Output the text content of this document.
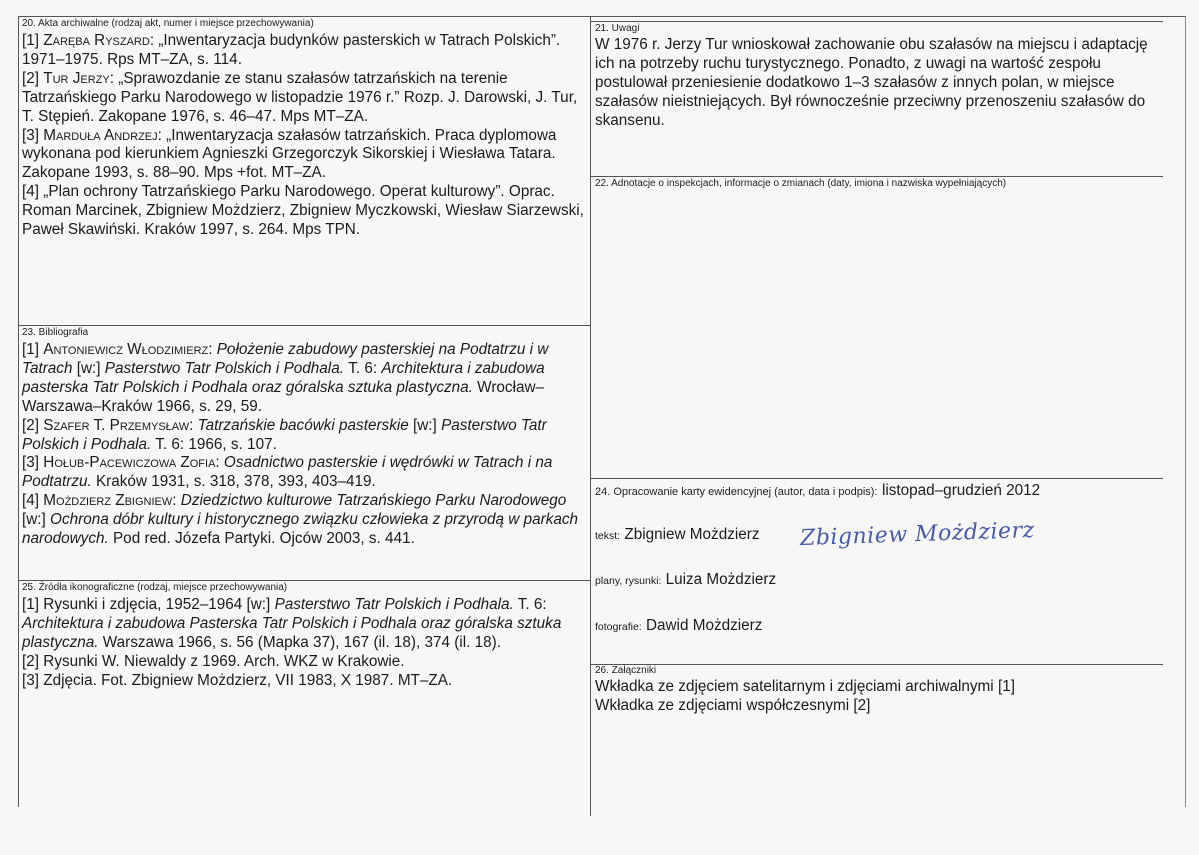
20. Akta archiwalne (rodzaj akt, numer i miejsce przechowywania)

[1] Zaręba Ryszard: „Inwentaryzacja budynków pasterskich w Tatrach Polskich”. 1971–1975. Rps MT–ZA, s. 114.

[2] Tur Jerzy: „Sprawozdanie ze stanu szałasów tatrzańskich na terenie Tatrzańskiego Parku Narodowego w listopadzie 1976 r.” Rozp. J. Darowski, J. Tur, T. Stępień. Zakopane 1976, s. 46–47. Mps MT–ZA.

[3] Marduła Andrzej: „Inwentaryzacja szałasów tatrzańskich. Praca dyplomowa wykonana pod kierunkiem Agnieszki Grzegorczyk Sikorskiej i Wiesława Tatara. Zakopane 1993, s. 88–90. Mps +fot. MT–ZA.

[4] „Plan ochrony Tatrzańskiego Parku Narodowego. Operat kulturowy”. Oprac. Roman Marcinek, Zbigniew Możdzierz, Zbigniew Myczkowski, Wiesław Siarzewski, Paweł Skawiński. Kraków 1997, s. 264. Mps TPN.

21. Uwagi

W 1976 r. Jerzy Tur wnioskował zachowanie obu szałasów na miejscu i adaptację ich na potrzeby ruchu turystycznego. Ponadto, z uwagi na wartość zespołu postulował przeniesienie dodatkowo 1–3 szałasów z innych polan, w miejsce szałasów nieistniejących. Był równocześnie przeciwny przenoszeniu szałasów do skansenu.

22. Adnotacje o inspekcjach, informacje o zmianach (daty, imiona i nazwiska wypełniających)
23. Bibliografia

[1] Antoniewicz Włodzimierz: Położenie zabudowy pasterskiej na Podtatrzu i w Tatrach [w:] Pasterstwo Tatr Polskich i Podhala. T. 6: Architektura i zabudowa pasterska Tatr Polskich i Podhala oraz góralska sztuka plastyczna. Wrocław–Warszawa–Kraków 1966, s. 29, 59.

[2] Szafer T. Przemysław: Tatrzańskie bacówki pasterskie [w:] Pasterstwo Tatr Polskich i Podhala. T. 6: 1966, s. 107.

[3] Hołub-Pacewiczowa Zofia: Osadnictwo pasterskie i wędrówki w Tatrach i na Podtatrzu. Kraków 1931, s. 318, 378, 393, 403–419.

[4] Możdzierz Zbigniew: Dziedzictwo kulturowe Tatrzańskiego Parku Narodowego [w:] Ochrona dóbr kultury i historycznego związku człowieka z przyrodą w parkach narodowych. Pod red. Józefa Partyki. Ojców 2003, s. 441.

24. Opracowanie karty ewidencyjnej (autor, data i podpis): listopad–grudzień 2012
tekst: Zbigniew Możdzierz Zbigniew Możdzierz
plany, rysunki: Luiza Możdzierz
fotografie: Dawid Możdzierz
25. Źródła ikonograficzne (rodzaj, miejsce przechowywania)

[1] Rysunki i zdjęcia, 1952–1964 [w:] Pasterstwo Tatr Polskich i Podhala. T. 6: Architektura i zabudowa Pasterska Tatr Polskich i Podhala oraz góralska sztuka plastyczna. Warszawa 1966, s. 56 (Mapka 37), 167 (il. 18), 374 (il. 18).

[2] Rysunki W. Niewaldy z 1969. Arch. WKZ w Krakowie.

[3] Zdjęcia. Fot. Zbigniew Możdzierz, VII 1983, X 1987. MT–ZA.

26. Załączniki

Wkładka ze zdjęciem satelitarnym i zdjęciami archiwalnymi [1]

Wkładka ze zdjęciami współczesnymi [2]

### Brief
Write out all the entries exactly, except for the pictures.

### Answer to this exercise
Output the text content of this document.
20. Akta archiwalne (rodzaj akt, numer i miejsce przechowywania)

[1] Zaręba Ryszard: „Inwentaryzacja budynków pasterskich w Tatrach Polskich”. 1971–1975. Rps MT–ZA, s. 114.

[2] Tur Jerzy: „Sprawozdanie ze stanu szałasów tatrzańskich na terenie Tatrzańskiego Parku Narodowego w listopadzie 1976 r.” Rozp. J. Darowski, J. Tur, T. Stępień. Zakopane 1976, s. 46–47. Mps MT–ZA.

[3] Marduła Andrzej: „Inwentaryzacja szałasów tatrzańskich. Praca dyplomowa wykonana pod kierunkiem Agnieszki Grzegorczyk Sikorskiej i Wiesława Tatara. Zakopane 1993, s. 88–90. Mps +fot. MT–ZA.

[4] „Plan ochrony Tatrzańskiego Parku Narodowego. Operat kulturowy”. Oprac. Roman Marcinek, Zbigniew Możdzierz, Zbigniew Myczkowski, Wiesław Siarzewski, Paweł Skawiński. Kraków 1997, s. 264. Mps TPN.

21. Uwagi

W 1976 r. Jerzy Tur wnioskował zachowanie obu szałasów na miejscu i adaptację ich na potrzeby ruchu turystycznego. Ponadto, z uwagi na wartość zespołu postulował przeniesienie dodatkowo 1–3 szałasów z innych polan, w miejsce szałasów nieistniejących. Był równocześnie przeciwny przenoszeniu szałasów do skansenu.

22. Adnotacje o inspekcjach, informacje o zmianach (daty, imiona i nazwiska wypełniających)
23. Bibliografia

[1] Antoniewicz Włodzimierz: Położenie zabudowy pasterskiej na Podtatrzu i w Tatrach [w:] Pasterstwo Tatr Polskich i Podhala. T. 6: Architektura i zabudowa pasterska Tatr Polskich i Podhala oraz góralska sztuka plastyczna. Wrocław–Warszawa–Kraków 1966, s. 29, 59.

[2] Szafer T. Przemysław: Tatrzańskie bacówki pasterskie [w:] Pasterstwo Tatr Polskich i Podhala. T. 6: 1966, s. 107.

[3] Hołub-Pacewiczowa Zofia: Osadnictwo pasterskie i wędrówki w Tatrach i na Podtatrzu. Kraków 1931, s. 318, 378, 393, 403–419.

[4] Możdzierz Zbigniew: Dziedzictwo kulturowe Tatrzańskiego Parku Narodowego [w:] Ochrona dóbr kultury i historycznego związku człowieka z przyrodą w parkach narodowych. Pod red. Józefa Partyki. Ojców 2003, s. 441.

24. Opracowanie karty ewidencyjnej (autor, data i podpis): listopad–grudzień 2012
tekst: Zbigniew Możdzierz Zbigniew Możdzierz
plany, rysunki: Luiza Możdzierz
fotografie: Dawid Możdzierz
25. Źródła ikonograficzne (rodzaj, miejsce przechowywania)

[1] Rysunki i zdjęcia, 1952–1964 [w:] Pasterstwo Tatr Polskich i Podhala. T. 6: Architektura i zabudowa Pasterska Tatr Polskich i Podhala oraz góralska sztuka plastyczna. Warszawa 1966, s. 56 (Mapka 37), 167 (il. 18), 374 (il. 18).

[2] Rysunki W. Niewaldy z 1969. Arch. WKZ w Krakowie.

[3] Zdjęcia. Fot. Zbigniew Możdzierz, VII 1983, X 1987. MT–ZA.

26. Załączniki

Wkładka ze zdjęciem satelitarnym i zdjęciami archiwalnymi [1]

Wkładka ze zdjęciami współczesnymi [2]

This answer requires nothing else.